(begin)

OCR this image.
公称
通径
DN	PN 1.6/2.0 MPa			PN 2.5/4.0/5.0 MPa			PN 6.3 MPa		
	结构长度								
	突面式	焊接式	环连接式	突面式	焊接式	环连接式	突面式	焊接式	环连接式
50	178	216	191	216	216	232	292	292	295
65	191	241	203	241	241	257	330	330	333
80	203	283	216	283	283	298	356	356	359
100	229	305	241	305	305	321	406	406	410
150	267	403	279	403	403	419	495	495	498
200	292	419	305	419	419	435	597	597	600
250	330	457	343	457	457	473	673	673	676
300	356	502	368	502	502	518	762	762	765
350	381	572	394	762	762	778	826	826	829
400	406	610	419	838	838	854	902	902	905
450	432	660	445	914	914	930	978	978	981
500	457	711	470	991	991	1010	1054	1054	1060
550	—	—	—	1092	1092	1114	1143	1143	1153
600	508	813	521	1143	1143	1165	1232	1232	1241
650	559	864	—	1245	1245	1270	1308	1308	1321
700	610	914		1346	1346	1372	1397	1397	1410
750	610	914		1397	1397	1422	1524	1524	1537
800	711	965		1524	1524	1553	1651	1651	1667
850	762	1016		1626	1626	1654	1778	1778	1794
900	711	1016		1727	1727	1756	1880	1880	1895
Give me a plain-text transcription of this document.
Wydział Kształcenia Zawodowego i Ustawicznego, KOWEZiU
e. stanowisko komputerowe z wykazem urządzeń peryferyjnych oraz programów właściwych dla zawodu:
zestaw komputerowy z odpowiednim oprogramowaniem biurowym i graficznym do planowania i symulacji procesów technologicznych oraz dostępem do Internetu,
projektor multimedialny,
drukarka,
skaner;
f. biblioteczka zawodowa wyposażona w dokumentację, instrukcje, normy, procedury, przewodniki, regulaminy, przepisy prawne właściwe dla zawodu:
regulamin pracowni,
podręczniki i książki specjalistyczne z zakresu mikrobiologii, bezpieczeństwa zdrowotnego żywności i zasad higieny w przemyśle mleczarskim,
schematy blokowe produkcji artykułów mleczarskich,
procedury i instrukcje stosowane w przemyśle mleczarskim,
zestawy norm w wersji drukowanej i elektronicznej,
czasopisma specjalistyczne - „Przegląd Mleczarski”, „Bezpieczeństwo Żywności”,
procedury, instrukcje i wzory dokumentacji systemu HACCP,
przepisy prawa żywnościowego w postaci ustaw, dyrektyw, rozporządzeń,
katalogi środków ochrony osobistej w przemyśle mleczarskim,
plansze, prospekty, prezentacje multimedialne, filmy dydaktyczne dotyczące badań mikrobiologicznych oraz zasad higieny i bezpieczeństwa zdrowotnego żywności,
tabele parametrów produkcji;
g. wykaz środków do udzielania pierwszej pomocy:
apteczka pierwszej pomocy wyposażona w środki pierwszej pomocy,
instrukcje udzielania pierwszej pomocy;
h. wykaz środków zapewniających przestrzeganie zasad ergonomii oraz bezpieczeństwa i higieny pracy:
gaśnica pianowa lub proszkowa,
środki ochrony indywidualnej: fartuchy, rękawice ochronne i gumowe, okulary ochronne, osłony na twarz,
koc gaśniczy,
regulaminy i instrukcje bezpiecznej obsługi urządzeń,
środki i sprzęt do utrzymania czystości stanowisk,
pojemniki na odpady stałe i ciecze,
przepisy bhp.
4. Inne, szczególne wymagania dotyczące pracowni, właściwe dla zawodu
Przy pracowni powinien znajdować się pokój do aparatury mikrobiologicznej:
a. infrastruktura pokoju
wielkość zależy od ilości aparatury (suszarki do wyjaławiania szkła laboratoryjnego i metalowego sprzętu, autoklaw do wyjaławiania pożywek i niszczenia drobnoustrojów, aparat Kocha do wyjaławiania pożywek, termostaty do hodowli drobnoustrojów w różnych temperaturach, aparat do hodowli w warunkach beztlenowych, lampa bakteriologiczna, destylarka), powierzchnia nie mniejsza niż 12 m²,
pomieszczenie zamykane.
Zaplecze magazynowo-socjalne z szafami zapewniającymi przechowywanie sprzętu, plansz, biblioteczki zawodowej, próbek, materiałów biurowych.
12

(end)

_AIM OF THE EXERCISE:_ Search the entries for the word "procedury", then gather every line that has it.

_WRITTEN RESPONSE:_
f. biblioteczka zawodowa wyposażona w dokumentację, instrukcje, normy, procedury, przewodniki, regulaminy, przepisy prawne właściwe dla zawodu:
procedury i instrukcje stosowane w przemyśle mleczarskim,
procedury, instrukcje i wzory dokumentacji systemu HACCP,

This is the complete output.